— start —

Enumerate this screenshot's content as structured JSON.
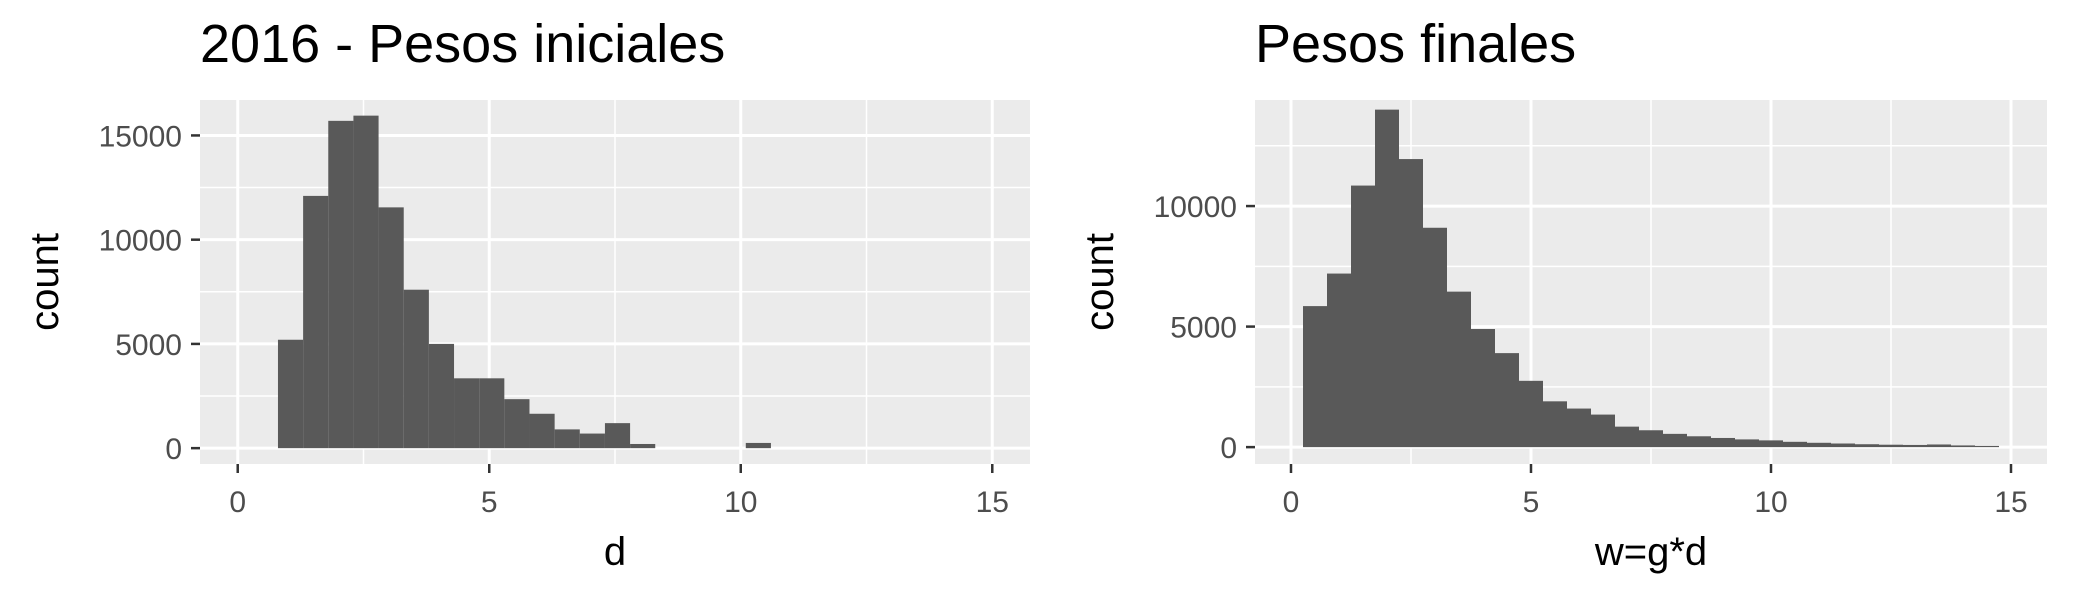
{
  "chart_data": [
    {
      "type": "bar",
      "title": "2016 - Pesos iniciales",
      "xlabel": "d",
      "ylabel": "count",
      "xlim": [
        -0.75,
        15.75
      ],
      "ylim": [
        -760,
        16700
      ],
      "xticks": [
        0,
        5,
        10,
        15
      ],
      "yticks": [
        0,
        5000,
        10000,
        15000
      ],
      "x_tick_labels": [
        "0",
        "5",
        "10",
        "15"
      ],
      "y_tick_labels": [
        "0",
        "5000",
        "10000",
        "15000"
      ],
      "bin_width": 0.5,
      "bars": [
        {
          "x0": 0.8,
          "x1": 1.3,
          "count": 5200
        },
        {
          "x0": 1.3,
          "x1": 1.8,
          "count": 12100
        },
        {
          "x0": 1.8,
          "x1": 2.3,
          "count": 15700
        },
        {
          "x0": 2.3,
          "x1": 2.8,
          "count": 15950
        },
        {
          "x0": 2.8,
          "x1": 3.3,
          "count": 11550
        },
        {
          "x0": 3.3,
          "x1": 3.8,
          "count": 7600
        },
        {
          "x0": 3.8,
          "x1": 4.3,
          "count": 5000
        },
        {
          "x0": 4.3,
          "x1": 4.8,
          "count": 3350
        },
        {
          "x0": 4.8,
          "x1": 5.3,
          "count": 3350
        },
        {
          "x0": 5.3,
          "x1": 5.8,
          "count": 2350
        },
        {
          "x0": 5.8,
          "x1": 6.3,
          "count": 1650
        },
        {
          "x0": 6.3,
          "x1": 6.8,
          "count": 900
        },
        {
          "x0": 6.8,
          "x1": 7.3,
          "count": 700
        },
        {
          "x0": 7.3,
          "x1": 7.8,
          "count": 1200
        },
        {
          "x0": 7.8,
          "x1": 8.3,
          "count": 200
        },
        {
          "x0": 10.1,
          "x1": 10.6,
          "count": 250
        }
      ]
    },
    {
      "type": "bar",
      "title": "Pesos finales",
      "xlabel": "w=g*d",
      "ylabel": "count",
      "xlim": [
        -0.75,
        15.75
      ],
      "ylim": [
        -700,
        14400
      ],
      "xticks": [
        0,
        5,
        10,
        15
      ],
      "yticks": [
        0,
        5000,
        10000
      ],
      "x_tick_labels": [
        "0",
        "5",
        "10",
        "15"
      ],
      "y_tick_labels": [
        "0",
        "5000",
        "10000"
      ],
      "bin_width": 0.5,
      "bars": [
        {
          "x0": 0.25,
          "x1": 0.75,
          "count": 5850
        },
        {
          "x0": 0.75,
          "x1": 1.25,
          "count": 7200
        },
        {
          "x0": 1.25,
          "x1": 1.75,
          "count": 10850
        },
        {
          "x0": 1.75,
          "x1": 2.25,
          "count": 14000
        },
        {
          "x0": 2.25,
          "x1": 2.75,
          "count": 11950
        },
        {
          "x0": 2.75,
          "x1": 3.25,
          "count": 9100
        },
        {
          "x0": 3.25,
          "x1": 3.75,
          "count": 6450
        },
        {
          "x0": 3.75,
          "x1": 4.25,
          "count": 4900
        },
        {
          "x0": 4.25,
          "x1": 4.75,
          "count": 3900
        },
        {
          "x0": 4.75,
          "x1": 5.25,
          "count": 2750
        },
        {
          "x0": 5.25,
          "x1": 5.75,
          "count": 1900
        },
        {
          "x0": 5.75,
          "x1": 6.25,
          "count": 1600
        },
        {
          "x0": 6.25,
          "x1": 6.75,
          "count": 1350
        },
        {
          "x0": 6.75,
          "x1": 7.25,
          "count": 850
        },
        {
          "x0": 7.25,
          "x1": 7.75,
          "count": 700
        },
        {
          "x0": 7.75,
          "x1": 8.25,
          "count": 550
        },
        {
          "x0": 8.25,
          "x1": 8.75,
          "count": 450
        },
        {
          "x0": 8.75,
          "x1": 9.25,
          "count": 380
        },
        {
          "x0": 9.25,
          "x1": 9.75,
          "count": 320
        },
        {
          "x0": 9.75,
          "x1": 10.25,
          "count": 280
        },
        {
          "x0": 10.25,
          "x1": 10.75,
          "count": 220
        },
        {
          "x0": 10.75,
          "x1": 11.25,
          "count": 180
        },
        {
          "x0": 11.25,
          "x1": 11.75,
          "count": 150
        },
        {
          "x0": 11.75,
          "x1": 12.25,
          "count": 120
        },
        {
          "x0": 12.25,
          "x1": 12.75,
          "count": 100
        },
        {
          "x0": 12.75,
          "x1": 13.25,
          "count": 90
        },
        {
          "x0": 13.25,
          "x1": 13.75,
          "count": 110
        },
        {
          "x0": 13.75,
          "x1": 14.25,
          "count": 70
        },
        {
          "x0": 14.25,
          "x1": 14.75,
          "count": 50
        }
      ]
    }
  ],
  "style": {
    "bar_fill": "#595959",
    "panel_fill": "#ebebeb",
    "grid_color": "#ffffff",
    "tick_label_color": "#4d4d4d"
  }
}
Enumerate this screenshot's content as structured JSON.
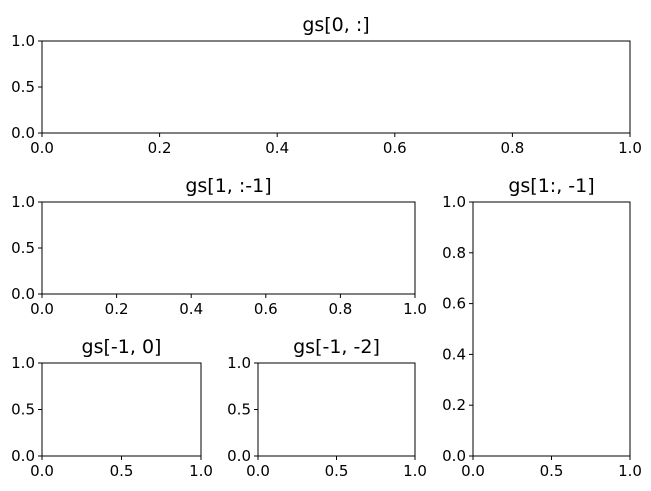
{
  "chart_data": [
    {
      "type": "empty",
      "title": "gs[0, :]",
      "xlim": [
        0,
        1
      ],
      "ylim": [
        0,
        1
      ],
      "xticks": [
        "0.0",
        "0.2",
        "0.4",
        "0.6",
        "0.8",
        "1.0"
      ],
      "yticks": [
        "0.0",
        "0.5",
        "1.0"
      ]
    },
    {
      "type": "empty",
      "title": "gs[1, :-1]",
      "xlim": [
        0,
        1
      ],
      "ylim": [
        0,
        1
      ],
      "xticks": [
        "0.0",
        "0.2",
        "0.4",
        "0.6",
        "0.8",
        "1.0"
      ],
      "yticks": [
        "0.0",
        "0.5",
        "1.0"
      ]
    },
    {
      "type": "empty",
      "title": "gs[1:, -1]",
      "xlim": [
        0,
        1
      ],
      "ylim": [
        0,
        1
      ],
      "xticks": [
        "0.0",
        "0.5",
        "1.0"
      ],
      "yticks": [
        "0.0",
        "0.2",
        "0.4",
        "0.6",
        "0.8",
        "1.0"
      ]
    },
    {
      "type": "empty",
      "title": "gs[-1, 0]",
      "xlim": [
        0,
        1
      ],
      "ylim": [
        0,
        1
      ],
      "xticks": [
        "0.0",
        "0.5",
        "1.0"
      ],
      "yticks": [
        "0.0",
        "0.5",
        "1.0"
      ]
    },
    {
      "type": "empty",
      "title": "gs[-1, -2]",
      "xlim": [
        0,
        1
      ],
      "ylim": [
        0,
        1
      ],
      "xticks": [
        "0.0",
        "0.5",
        "1.0"
      ],
      "yticks": [
        "0.0",
        "0.5",
        "1.0"
      ]
    }
  ]
}
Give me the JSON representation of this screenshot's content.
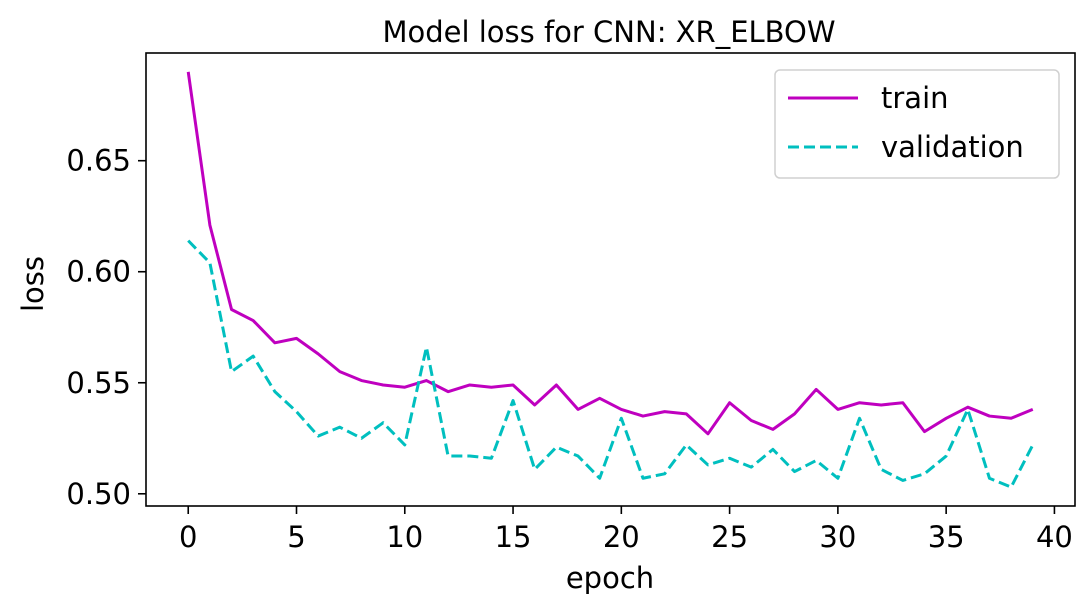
{
  "chart_data": {
    "type": "line",
    "title": "Model loss for CNN: XR_ELBOW",
    "xlabel": "epoch",
    "ylabel": "loss",
    "xlim": [
      -1.95,
      40.95
    ],
    "ylim": [
      0.4945,
      0.6985
    ],
    "xticks": [
      0,
      5,
      10,
      15,
      20,
      25,
      30,
      35,
      40
    ],
    "yticks": [
      0.5,
      0.55,
      0.6,
      0.65
    ],
    "xtick_labels": [
      "0",
      "5",
      "10",
      "15",
      "20",
      "25",
      "30",
      "35",
      "40"
    ],
    "ytick_labels": [
      "0.50",
      "0.55",
      "0.60",
      "0.65"
    ],
    "grid": false,
    "legend_position": "top-right",
    "x": [
      0,
      1,
      2,
      3,
      4,
      5,
      6,
      7,
      8,
      9,
      10,
      11,
      12,
      13,
      14,
      15,
      16,
      17,
      18,
      19,
      20,
      21,
      22,
      23,
      24,
      25,
      26,
      27,
      28,
      29,
      30,
      31,
      32,
      33,
      34,
      35,
      36,
      37,
      38,
      39
    ],
    "series": [
      {
        "name": "train",
        "color": "#bf00bf",
        "style": "solid",
        "values": [
          0.69,
          0.621,
          0.583,
          0.578,
          0.568,
          0.57,
          0.563,
          0.555,
          0.551,
          0.549,
          0.548,
          0.551,
          0.546,
          0.549,
          0.548,
          0.549,
          0.54,
          0.549,
          0.538,
          0.543,
          0.538,
          0.535,
          0.537,
          0.536,
          0.527,
          0.541,
          0.533,
          0.529,
          0.536,
          0.547,
          0.538,
          0.541,
          0.54,
          0.541,
          0.528,
          0.534,
          0.539,
          0.535,
          0.534,
          0.538
        ]
      },
      {
        "name": "validation",
        "color": "#00bfbf",
        "style": "dashed",
        "values": [
          0.614,
          0.604,
          0.555,
          0.562,
          0.546,
          0.537,
          0.526,
          0.53,
          0.525,
          0.532,
          0.522,
          0.566,
          0.517,
          0.517,
          0.516,
          0.542,
          0.511,
          0.521,
          0.517,
          0.507,
          0.534,
          0.507,
          0.509,
          0.522,
          0.513,
          0.516,
          0.512,
          0.52,
          0.51,
          0.515,
          0.507,
          0.534,
          0.511,
          0.506,
          0.509,
          0.517,
          0.538,
          0.507,
          0.503,
          0.522
        ]
      }
    ]
  }
}
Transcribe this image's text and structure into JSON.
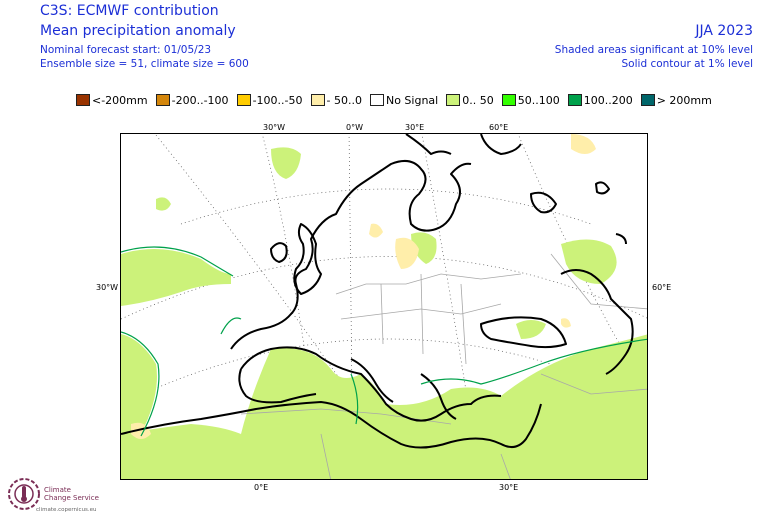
{
  "header": {
    "title": "C3S: ECMWF contribution",
    "subtitle": "Mean precipitation anomaly",
    "forecast_start": "Nominal forecast start: 01/05/23",
    "ensemble": "Ensemble size = 51, climate size = 600",
    "season": "JJA 2023",
    "shaded_note": "Shaded areas significant at 10% level",
    "contour_note": "Solid contour at 1% level"
  },
  "legend": [
    {
      "label": "<-200mm",
      "color": "#993300"
    },
    {
      "label": "-200..-100",
      "color": "#d4860b"
    },
    {
      "label": "-100..-50",
      "color": "#ffcc00"
    },
    {
      "label": "- 50..0",
      "color": "#ffeeaa"
    },
    {
      "label": "No Signal",
      "color": "#ffffff"
    },
    {
      "label": "0.. 50",
      "color": "#ccf27a"
    },
    {
      "label": "50..100",
      "color": "#33ff00"
    },
    {
      "label": "100..200",
      "color": "#00a14b"
    },
    {
      "label": "> 200mm",
      "color": "#00666a"
    }
  ],
  "map": {
    "top_labels": [
      "30°W",
      "0°W",
      "30°E",
      "60°E"
    ],
    "left_label": "30°W",
    "right_label": "60°E",
    "bottom_labels": [
      "0°E",
      "30°E"
    ]
  },
  "branding": {
    "name_line1": "Climate",
    "name_line2": "Change Service",
    "url": "climate.copernicus.eu"
  }
}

— end —

• **WRITTEN PROBLEM**:
Using the listing above, gather each line that holds the string "loss" and copy it.

• **RESULT OF THE EXERCISE**:
    "title": "Model loss for CNN: XR_ELBOW",
    "ylabel": "loss",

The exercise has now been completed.